TASK OBJECTIVE
Repeat the listing in full, exactly as it stands.

DATASET EXCERPTS

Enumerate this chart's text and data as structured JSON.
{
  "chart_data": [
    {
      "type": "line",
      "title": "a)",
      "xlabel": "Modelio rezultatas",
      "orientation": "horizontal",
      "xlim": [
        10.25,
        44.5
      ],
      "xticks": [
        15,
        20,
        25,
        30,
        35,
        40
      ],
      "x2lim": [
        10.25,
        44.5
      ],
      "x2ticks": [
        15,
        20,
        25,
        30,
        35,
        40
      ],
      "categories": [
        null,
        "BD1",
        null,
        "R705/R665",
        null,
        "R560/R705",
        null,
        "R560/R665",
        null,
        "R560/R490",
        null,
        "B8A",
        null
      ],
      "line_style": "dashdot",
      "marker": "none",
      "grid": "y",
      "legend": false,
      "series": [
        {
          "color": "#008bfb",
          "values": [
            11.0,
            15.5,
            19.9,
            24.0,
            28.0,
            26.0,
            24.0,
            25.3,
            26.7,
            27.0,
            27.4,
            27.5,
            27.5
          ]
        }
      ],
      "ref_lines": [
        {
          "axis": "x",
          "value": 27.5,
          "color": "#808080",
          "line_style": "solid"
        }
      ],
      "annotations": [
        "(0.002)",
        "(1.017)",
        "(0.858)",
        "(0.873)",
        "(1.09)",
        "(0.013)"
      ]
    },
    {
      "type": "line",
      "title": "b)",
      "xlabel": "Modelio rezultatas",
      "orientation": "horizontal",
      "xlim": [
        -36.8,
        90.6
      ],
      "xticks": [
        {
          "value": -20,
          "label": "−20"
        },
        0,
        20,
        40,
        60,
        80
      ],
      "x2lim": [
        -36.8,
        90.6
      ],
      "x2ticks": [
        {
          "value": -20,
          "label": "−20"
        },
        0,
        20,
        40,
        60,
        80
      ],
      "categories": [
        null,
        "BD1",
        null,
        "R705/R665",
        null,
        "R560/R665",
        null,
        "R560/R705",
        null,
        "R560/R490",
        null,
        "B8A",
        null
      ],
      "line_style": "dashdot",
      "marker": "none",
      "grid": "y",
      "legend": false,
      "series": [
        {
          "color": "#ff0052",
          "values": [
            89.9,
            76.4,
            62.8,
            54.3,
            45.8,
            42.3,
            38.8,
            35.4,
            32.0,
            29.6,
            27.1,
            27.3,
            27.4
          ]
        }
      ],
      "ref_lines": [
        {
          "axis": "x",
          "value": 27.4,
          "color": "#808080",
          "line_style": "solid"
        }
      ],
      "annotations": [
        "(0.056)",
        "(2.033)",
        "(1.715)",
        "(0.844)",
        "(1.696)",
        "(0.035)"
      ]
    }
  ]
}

TASK OUTPUT
Enumerate this chart's text and data as structured JSON.
{
  "chart_data": [
    {
      "type": "line",
      "title": "a)",
      "xlabel": "Modelio rezultatas",
      "orientation": "horizontal",
      "xlim": [
        10.25,
        44.5
      ],
      "xticks": [
        15,
        20,
        25,
        30,
        35,
        40
      ],
      "x2lim": [
        10.25,
        44.5
      ],
      "x2ticks": [
        15,
        20,
        25,
        30,
        35,
        40
      ],
      "categories": [
        null,
        "BD1",
        null,
        "R705/R665",
        null,
        "R560/R705",
        null,
        "R560/R665",
        null,
        "R560/R490",
        null,
        "B8A",
        null
      ],
      "line_style": "dashdot",
      "marker": "none",
      "grid": "y",
      "legend": false,
      "series": [
        {
          "color": "#008bfb",
          "values": [
            11.0,
            15.5,
            19.9,
            24.0,
            28.0,
            26.0,
            24.0,
            25.3,
            26.7,
            27.0,
            27.4,
            27.5,
            27.5
          ]
        }
      ],
      "ref_lines": [
        {
          "axis": "x",
          "value": 27.5,
          "color": "#808080",
          "line_style": "solid"
        }
      ],
      "annotations": [
        "(0.002)",
        "(1.017)",
        "(0.858)",
        "(0.873)",
        "(1.09)",
        "(0.013)"
      ]
    },
    {
      "type": "line",
      "title": "b)",
      "xlabel": "Modelio rezultatas",
      "orientation": "horizontal",
      "xlim": [
        -36.8,
        90.6
      ],
      "xticks": [
        {
          "value": -20,
          "label": "−20"
        },
        0,
        20,
        40,
        60,
        80
      ],
      "x2lim": [
        -36.8,
        90.6
      ],
      "x2ticks": [
        {
          "value": -20,
          "label": "−20"
        },
        0,
        20,
        40,
        60,
        80
      ],
      "categories": [
        null,
        "BD1",
        null,
        "R705/R665",
        null,
        "R560/R665",
        null,
        "R560/R705",
        null,
        "R560/R490",
        null,
        "B8A",
        null
      ],
      "line_style": "dashdot",
      "marker": "none",
      "grid": "y",
      "legend": false,
      "series": [
        {
          "color": "#ff0052",
          "values": [
            89.9,
            76.4,
            62.8,
            54.3,
            45.8,
            42.3,
            38.8,
            35.4,
            32.0,
            29.6,
            27.1,
            27.3,
            27.4
          ]
        }
      ],
      "ref_lines": [
        {
          "axis": "x",
          "value": 27.4,
          "color": "#808080",
          "line_style": "solid"
        }
      ],
      "annotations": [
        "(0.056)",
        "(2.033)",
        "(1.715)",
        "(0.844)",
        "(1.696)",
        "(0.035)"
      ]
    }
  ]
}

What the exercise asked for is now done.